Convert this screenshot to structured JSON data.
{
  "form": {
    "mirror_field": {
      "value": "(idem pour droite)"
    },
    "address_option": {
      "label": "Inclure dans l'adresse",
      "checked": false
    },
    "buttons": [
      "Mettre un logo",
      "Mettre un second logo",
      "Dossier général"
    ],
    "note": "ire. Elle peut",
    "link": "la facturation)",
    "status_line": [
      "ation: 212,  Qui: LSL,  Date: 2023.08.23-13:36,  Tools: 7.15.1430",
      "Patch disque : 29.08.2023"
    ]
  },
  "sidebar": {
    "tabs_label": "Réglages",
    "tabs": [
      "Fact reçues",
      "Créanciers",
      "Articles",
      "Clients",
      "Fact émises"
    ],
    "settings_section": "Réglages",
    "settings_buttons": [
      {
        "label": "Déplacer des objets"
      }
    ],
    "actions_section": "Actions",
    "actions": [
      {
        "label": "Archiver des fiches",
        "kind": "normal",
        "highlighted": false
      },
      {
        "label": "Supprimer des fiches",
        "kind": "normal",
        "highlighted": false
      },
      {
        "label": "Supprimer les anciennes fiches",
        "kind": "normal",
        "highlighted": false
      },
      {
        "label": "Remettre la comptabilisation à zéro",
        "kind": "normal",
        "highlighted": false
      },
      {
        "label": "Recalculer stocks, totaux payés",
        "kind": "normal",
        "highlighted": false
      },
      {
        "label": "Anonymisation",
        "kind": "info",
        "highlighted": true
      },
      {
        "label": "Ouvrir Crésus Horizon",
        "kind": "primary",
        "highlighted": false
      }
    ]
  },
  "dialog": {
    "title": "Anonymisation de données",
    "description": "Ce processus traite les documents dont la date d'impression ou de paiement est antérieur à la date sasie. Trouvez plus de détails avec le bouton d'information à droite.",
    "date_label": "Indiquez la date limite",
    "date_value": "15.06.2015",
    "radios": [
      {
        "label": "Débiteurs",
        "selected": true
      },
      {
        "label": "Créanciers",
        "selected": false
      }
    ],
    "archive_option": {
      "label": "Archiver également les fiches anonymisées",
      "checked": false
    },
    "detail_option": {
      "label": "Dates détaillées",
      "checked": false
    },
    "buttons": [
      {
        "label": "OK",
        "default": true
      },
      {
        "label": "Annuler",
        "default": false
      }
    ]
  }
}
- - -
_Instructions to follow:_ Return the full listing, character for character.

_Result for this exercise:_
Convert this screenshot to structured JSON data.
{
  "form": {
    "mirror_field": {
      "value": "(idem pour droite)"
    },
    "address_option": {
      "label": "Inclure dans l'adresse",
      "checked": false
    },
    "buttons": [
      "Mettre un logo",
      "Mettre un second logo",
      "Dossier général"
    ],
    "note": "ire. Elle peut",
    "link": "la facturation)",
    "status_line": [
      "ation: 212,  Qui: LSL,  Date: 2023.08.23-13:36,  Tools: 7.15.1430",
      "Patch disque : 29.08.2023"
    ]
  },
  "sidebar": {
    "tabs_label": "Réglages",
    "tabs": [
      "Fact reçues",
      "Créanciers",
      "Articles",
      "Clients",
      "Fact émises"
    ],
    "settings_section": "Réglages",
    "settings_buttons": [
      {
        "label": "Déplacer des objets"
      }
    ],
    "actions_section": "Actions",
    "actions": [
      {
        "label": "Archiver des fiches",
        "kind": "normal",
        "highlighted": false
      },
      {
        "label": "Supprimer des fiches",
        "kind": "normal",
        "highlighted": false
      },
      {
        "label": "Supprimer les anciennes fiches",
        "kind": "normal",
        "highlighted": false
      },
      {
        "label": "Remettre la comptabilisation à zéro",
        "kind": "normal",
        "highlighted": false
      },
      {
        "label": "Recalculer stocks, totaux payés",
        "kind": "normal",
        "highlighted": false
      },
      {
        "label": "Anonymisation",
        "kind": "info",
        "highlighted": true
      },
      {
        "label": "Ouvrir Crésus Horizon",
        "kind": "primary",
        "highlighted": false
      }
    ]
  },
  "dialog": {
    "title": "Anonymisation de données",
    "description": "Ce processus traite les documents dont la date d'impression ou de paiement est antérieur à la date sasie. Trouvez plus de détails avec le bouton d'information à droite.",
    "date_label": "Indiquez la date limite",
    "date_value": "15.06.2015",
    "radios": [
      {
        "label": "Débiteurs",
        "selected": true
      },
      {
        "label": "Créanciers",
        "selected": false
      }
    ],
    "archive_option": {
      "label": "Archiver également les fiches anonymisées",
      "checked": false
    },
    "detail_option": {
      "label": "Dates détaillées",
      "checked": false
    },
    "buttons": [
      {
        "label": "OK",
        "default": true
      },
      {
        "label": "Annuler",
        "default": false
      }
    ]
  }
}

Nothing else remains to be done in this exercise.